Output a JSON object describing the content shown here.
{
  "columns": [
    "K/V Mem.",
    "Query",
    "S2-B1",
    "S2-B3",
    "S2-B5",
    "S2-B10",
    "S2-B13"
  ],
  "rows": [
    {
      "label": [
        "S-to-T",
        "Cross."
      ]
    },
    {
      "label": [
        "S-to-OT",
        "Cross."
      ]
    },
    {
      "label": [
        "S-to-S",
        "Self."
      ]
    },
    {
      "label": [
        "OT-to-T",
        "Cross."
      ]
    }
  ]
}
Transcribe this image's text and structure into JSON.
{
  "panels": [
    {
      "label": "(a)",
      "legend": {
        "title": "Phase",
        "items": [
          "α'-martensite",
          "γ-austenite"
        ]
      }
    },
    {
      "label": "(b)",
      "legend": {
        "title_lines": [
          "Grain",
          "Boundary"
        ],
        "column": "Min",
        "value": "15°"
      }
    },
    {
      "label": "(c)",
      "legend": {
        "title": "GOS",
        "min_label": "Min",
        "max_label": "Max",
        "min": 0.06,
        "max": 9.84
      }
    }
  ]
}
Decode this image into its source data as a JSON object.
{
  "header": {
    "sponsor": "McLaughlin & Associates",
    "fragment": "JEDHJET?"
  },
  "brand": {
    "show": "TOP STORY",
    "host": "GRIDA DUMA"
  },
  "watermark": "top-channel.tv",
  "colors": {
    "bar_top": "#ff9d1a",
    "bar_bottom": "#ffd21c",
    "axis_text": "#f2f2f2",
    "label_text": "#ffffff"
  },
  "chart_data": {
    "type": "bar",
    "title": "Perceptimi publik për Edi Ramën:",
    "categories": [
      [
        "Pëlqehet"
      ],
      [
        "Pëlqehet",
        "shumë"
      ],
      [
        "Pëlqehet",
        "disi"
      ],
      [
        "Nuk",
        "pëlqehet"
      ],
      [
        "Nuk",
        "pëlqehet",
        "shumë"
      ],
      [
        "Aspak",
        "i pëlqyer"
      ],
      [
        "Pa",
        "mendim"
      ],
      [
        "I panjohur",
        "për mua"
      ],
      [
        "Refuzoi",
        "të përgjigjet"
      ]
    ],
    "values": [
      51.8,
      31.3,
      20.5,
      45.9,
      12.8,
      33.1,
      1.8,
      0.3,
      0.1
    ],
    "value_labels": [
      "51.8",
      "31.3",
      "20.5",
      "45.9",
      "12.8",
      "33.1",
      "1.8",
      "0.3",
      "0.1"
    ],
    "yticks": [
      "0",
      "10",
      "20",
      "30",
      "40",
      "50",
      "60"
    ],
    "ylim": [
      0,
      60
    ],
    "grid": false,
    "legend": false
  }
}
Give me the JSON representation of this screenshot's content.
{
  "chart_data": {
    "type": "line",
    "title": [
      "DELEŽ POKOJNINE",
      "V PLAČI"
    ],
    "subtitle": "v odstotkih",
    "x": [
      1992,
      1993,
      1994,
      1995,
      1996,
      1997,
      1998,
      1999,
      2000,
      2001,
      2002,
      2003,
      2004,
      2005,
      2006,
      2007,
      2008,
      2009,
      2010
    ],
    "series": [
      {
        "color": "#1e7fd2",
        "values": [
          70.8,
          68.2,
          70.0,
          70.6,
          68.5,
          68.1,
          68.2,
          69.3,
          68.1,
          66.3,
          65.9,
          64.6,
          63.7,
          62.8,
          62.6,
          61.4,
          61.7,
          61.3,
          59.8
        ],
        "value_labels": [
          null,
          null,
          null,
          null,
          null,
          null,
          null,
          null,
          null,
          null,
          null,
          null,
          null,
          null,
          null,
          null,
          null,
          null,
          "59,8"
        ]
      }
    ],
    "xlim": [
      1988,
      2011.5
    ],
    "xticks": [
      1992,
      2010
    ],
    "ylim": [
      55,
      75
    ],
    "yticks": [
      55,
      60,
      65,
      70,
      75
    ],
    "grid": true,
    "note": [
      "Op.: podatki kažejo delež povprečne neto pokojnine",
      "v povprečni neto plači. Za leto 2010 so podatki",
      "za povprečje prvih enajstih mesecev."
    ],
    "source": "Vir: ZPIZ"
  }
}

#### [To do]
Look through the entries above for the word "content". Copy every line where it shows up.

#### [Answer for the task]
Output a JSON object describing the content shown here.
Give me the JSON representation of this screenshot's content.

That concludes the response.